↓

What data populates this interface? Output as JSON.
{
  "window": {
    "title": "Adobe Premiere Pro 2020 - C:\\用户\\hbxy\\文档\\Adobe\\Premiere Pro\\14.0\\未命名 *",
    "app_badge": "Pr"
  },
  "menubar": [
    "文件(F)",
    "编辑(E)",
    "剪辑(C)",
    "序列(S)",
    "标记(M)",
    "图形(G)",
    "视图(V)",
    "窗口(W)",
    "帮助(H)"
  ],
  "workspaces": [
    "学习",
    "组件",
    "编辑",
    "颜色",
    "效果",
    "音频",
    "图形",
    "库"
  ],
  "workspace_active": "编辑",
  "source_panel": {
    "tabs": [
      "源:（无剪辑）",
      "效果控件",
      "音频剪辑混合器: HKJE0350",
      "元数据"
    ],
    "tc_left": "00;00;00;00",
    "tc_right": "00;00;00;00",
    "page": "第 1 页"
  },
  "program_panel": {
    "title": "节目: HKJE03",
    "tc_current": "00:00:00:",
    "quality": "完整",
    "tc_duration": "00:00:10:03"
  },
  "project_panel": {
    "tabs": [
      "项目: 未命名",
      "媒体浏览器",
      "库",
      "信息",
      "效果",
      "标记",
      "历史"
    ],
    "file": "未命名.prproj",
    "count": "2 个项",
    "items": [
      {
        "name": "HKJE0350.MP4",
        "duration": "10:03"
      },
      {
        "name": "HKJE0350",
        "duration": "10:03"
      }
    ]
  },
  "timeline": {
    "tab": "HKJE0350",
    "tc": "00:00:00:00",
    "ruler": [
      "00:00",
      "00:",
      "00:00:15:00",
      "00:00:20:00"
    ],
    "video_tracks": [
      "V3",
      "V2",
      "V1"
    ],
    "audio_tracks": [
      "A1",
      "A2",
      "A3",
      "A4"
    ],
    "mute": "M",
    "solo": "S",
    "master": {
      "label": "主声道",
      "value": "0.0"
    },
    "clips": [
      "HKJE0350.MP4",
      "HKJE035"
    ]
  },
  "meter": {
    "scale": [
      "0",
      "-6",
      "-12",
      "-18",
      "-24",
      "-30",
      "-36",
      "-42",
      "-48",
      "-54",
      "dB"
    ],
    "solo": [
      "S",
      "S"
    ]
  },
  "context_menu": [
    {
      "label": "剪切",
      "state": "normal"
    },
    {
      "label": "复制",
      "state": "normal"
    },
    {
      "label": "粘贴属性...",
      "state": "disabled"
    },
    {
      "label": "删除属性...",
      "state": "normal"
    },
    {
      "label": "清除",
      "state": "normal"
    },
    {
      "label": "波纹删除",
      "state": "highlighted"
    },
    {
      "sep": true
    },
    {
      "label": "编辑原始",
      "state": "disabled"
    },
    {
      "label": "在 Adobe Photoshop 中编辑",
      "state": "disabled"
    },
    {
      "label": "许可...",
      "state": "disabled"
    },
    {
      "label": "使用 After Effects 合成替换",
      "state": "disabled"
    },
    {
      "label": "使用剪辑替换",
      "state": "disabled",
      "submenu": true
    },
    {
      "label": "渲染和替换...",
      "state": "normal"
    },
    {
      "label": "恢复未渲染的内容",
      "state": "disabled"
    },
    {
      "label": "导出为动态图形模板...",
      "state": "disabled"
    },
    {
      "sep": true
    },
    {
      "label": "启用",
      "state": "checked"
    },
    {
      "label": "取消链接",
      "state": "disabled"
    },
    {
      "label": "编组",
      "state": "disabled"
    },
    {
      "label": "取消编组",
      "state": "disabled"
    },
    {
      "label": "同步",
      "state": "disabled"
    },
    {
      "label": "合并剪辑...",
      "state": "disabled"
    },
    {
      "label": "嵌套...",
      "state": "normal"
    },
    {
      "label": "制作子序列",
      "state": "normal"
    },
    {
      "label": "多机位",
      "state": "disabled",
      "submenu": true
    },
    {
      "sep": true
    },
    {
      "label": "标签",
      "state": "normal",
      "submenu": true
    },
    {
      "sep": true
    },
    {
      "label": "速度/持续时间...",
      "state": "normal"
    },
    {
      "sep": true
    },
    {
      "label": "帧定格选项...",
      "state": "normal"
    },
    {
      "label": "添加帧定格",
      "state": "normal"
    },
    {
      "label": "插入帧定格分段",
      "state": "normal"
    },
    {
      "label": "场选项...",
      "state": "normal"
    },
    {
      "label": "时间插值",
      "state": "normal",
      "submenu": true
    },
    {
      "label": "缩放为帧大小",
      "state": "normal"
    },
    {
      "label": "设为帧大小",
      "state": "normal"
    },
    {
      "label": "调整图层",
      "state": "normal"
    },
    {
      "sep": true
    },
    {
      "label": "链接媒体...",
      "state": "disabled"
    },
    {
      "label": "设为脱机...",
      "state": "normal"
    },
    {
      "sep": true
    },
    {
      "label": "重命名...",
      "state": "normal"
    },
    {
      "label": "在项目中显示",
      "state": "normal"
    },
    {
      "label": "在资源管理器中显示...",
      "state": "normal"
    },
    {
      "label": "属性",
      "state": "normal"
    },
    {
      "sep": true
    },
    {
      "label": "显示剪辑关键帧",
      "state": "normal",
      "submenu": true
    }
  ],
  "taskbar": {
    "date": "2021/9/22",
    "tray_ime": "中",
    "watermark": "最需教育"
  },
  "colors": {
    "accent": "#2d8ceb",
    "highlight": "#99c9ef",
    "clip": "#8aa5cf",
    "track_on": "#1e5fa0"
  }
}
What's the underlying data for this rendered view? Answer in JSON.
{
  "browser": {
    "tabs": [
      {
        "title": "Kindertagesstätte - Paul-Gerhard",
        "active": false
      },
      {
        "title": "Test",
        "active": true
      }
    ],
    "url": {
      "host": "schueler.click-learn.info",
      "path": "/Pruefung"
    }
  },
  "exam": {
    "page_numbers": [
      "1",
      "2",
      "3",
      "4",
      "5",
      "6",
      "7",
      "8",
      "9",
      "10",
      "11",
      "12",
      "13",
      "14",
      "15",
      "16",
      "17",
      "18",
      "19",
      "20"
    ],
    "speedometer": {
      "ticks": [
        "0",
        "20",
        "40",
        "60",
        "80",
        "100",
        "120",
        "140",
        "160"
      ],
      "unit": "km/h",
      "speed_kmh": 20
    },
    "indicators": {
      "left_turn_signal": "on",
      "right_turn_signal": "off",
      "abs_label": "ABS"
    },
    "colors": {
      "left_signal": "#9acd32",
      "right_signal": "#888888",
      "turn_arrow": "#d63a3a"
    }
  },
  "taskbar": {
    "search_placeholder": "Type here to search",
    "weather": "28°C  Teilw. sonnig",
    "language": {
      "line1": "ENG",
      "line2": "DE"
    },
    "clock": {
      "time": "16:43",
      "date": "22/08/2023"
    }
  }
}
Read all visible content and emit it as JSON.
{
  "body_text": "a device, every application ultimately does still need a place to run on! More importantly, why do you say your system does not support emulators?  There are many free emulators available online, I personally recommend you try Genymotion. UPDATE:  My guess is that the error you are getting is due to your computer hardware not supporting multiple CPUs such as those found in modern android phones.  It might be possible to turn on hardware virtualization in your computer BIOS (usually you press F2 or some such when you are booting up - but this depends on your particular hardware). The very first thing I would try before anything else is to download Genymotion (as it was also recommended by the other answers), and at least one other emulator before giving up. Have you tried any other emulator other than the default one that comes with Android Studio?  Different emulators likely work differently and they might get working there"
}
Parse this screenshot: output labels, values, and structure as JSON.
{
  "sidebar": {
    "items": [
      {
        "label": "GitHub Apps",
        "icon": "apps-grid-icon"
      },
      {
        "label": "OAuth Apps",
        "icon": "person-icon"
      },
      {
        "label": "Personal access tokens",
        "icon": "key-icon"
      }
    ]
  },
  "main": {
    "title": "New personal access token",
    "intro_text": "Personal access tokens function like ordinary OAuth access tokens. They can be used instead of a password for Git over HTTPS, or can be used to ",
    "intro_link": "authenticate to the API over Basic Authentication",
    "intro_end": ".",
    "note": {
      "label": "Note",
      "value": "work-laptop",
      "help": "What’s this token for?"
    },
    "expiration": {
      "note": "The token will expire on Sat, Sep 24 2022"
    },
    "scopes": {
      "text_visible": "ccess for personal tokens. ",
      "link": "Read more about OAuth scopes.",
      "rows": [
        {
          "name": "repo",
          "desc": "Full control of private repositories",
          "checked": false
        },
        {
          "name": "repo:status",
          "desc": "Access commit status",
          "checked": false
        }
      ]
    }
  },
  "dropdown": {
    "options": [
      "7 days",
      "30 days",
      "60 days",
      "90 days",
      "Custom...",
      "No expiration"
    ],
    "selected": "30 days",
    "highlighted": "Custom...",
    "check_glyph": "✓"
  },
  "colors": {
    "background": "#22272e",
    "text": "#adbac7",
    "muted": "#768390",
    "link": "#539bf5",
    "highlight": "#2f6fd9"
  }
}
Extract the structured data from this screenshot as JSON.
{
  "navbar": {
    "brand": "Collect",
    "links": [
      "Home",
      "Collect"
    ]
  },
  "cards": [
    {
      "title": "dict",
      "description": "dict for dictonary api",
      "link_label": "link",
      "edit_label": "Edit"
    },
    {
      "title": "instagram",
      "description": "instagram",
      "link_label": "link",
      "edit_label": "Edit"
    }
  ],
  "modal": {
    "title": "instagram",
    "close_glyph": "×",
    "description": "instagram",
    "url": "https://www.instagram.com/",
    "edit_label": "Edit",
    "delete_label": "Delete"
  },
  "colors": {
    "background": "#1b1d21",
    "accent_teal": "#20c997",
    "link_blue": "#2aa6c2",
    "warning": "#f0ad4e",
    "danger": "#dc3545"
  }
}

↑

Copy exactly the lines above, from the one containing "Extract the structured" through the very last line.

Extract the structured data from this screenshot as JSON.
{
  "navbar": {
    "brand": "Collect",
    "links": [
      "Home",
      "Collect"
    ]
  },
  "cards": [
    {
      "title": "dict",
      "description": "dict for dictonary api",
      "link_label": "link",
      "edit_label": "Edit"
    },
    {
      "title": "instagram",
      "description": "instagram",
      "link_label": "link",
      "edit_label": "Edit"
    }
  ],
  "modal": {
    "title": "instagram",
    "close_glyph": "×",
    "description": "instagram",
    "url": "https://www.instagram.com/",
    "edit_label": "Edit",
    "delete_label": "Delete"
  },
  "colors": {
    "background": "#1b1d21",
    "accent_teal": "#20c997",
    "link_blue": "#2aa6c2",
    "warning": "#f0ad4e",
    "danger": "#dc3545"
  }
}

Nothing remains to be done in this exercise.